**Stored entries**
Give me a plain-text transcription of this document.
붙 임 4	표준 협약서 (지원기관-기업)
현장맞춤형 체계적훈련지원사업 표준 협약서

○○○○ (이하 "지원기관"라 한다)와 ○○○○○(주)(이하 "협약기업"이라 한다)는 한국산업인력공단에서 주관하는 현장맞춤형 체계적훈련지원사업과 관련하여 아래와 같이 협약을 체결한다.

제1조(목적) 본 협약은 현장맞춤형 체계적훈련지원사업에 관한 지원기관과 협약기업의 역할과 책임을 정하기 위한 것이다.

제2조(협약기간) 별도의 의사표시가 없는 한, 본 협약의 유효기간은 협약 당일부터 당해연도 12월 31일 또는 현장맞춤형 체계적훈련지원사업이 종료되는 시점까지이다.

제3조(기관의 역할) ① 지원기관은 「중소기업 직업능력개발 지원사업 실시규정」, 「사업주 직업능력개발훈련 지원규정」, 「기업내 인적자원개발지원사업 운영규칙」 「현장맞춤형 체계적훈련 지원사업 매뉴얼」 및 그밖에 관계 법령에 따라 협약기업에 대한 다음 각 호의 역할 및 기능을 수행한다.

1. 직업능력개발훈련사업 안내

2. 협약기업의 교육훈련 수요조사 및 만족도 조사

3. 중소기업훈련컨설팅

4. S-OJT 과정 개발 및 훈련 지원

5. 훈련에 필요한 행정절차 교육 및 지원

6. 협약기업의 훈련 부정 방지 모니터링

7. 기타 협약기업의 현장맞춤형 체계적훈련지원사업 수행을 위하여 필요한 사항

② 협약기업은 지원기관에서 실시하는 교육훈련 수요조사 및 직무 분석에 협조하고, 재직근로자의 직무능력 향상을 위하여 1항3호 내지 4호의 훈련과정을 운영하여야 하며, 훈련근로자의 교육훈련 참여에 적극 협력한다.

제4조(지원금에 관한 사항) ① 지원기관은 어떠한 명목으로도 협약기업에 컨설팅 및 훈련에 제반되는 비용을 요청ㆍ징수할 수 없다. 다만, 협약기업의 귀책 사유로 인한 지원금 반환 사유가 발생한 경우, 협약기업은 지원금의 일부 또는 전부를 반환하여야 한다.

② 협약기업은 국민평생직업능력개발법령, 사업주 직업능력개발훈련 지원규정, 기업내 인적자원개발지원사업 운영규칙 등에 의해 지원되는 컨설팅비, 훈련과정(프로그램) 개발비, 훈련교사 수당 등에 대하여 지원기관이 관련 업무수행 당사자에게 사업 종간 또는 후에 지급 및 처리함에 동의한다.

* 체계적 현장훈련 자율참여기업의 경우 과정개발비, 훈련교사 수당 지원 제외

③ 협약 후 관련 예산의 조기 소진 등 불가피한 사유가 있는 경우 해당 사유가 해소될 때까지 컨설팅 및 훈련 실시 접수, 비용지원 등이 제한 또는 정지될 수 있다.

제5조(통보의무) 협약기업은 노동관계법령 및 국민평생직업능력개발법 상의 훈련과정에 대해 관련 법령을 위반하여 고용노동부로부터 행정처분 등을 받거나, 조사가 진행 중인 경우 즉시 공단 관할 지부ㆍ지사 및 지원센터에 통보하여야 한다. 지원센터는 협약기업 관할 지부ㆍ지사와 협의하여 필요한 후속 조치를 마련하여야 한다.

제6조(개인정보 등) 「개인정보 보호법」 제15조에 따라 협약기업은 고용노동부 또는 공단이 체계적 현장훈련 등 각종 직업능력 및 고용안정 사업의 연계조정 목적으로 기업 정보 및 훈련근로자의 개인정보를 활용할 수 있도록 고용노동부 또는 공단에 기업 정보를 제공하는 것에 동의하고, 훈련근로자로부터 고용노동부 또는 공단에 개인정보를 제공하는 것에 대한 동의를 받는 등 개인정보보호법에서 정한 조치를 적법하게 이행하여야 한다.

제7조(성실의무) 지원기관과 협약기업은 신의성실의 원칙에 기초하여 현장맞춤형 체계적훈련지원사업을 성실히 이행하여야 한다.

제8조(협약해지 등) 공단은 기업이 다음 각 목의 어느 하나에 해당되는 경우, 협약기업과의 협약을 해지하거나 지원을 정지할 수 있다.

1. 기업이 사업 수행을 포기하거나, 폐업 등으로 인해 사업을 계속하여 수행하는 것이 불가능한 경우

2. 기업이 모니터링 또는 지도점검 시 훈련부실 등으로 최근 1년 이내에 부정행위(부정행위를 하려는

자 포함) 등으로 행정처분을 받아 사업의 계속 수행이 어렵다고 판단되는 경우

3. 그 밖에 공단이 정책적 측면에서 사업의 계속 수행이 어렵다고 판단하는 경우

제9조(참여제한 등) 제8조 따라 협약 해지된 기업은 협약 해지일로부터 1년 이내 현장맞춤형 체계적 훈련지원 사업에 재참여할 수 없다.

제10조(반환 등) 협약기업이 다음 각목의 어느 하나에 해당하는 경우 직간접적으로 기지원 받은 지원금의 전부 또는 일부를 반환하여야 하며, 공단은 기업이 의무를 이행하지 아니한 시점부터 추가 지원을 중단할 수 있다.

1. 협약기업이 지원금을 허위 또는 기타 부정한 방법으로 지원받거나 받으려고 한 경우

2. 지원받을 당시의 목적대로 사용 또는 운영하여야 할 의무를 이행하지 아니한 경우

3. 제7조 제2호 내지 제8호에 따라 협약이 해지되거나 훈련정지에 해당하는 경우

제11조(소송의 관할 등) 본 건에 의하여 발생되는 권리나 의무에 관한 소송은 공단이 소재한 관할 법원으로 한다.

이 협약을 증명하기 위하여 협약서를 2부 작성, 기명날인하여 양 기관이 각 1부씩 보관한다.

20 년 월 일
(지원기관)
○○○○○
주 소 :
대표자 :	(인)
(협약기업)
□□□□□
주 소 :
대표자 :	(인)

**WRITTEN REQUEST**
Return all lines containing "협약기업에".

**SOLUTION BELOW**
제3조(기관의 역할) ① 지원기관은 「중소기업 직업능력개발 지원사업 실시규정」, 「사업주 직업능력개발훈련 지원규정」, 「기업내 인적자원개발지원사업 운영규칙」 「현장맞춤형 체계적훈련 지원사업 매뉴얼」 및 그밖에 관계 법령에 따라 협약기업에 대한 다음 각 호의 역할 및 기능을 수행한다.
제4조(지원금에 관한 사항) ① 지원기관은 어떠한 명목으로도 협약기업에 컨설팅 및 훈련에 제반되는 비용을 요청ㆍ징수할 수 없다. 다만, 협약기업의 귀책 사유로 인한 지원금 반환 사유가 발생한 경우, 협약기업은 지원금의 일부 또는 전부를 반환하여야 한다.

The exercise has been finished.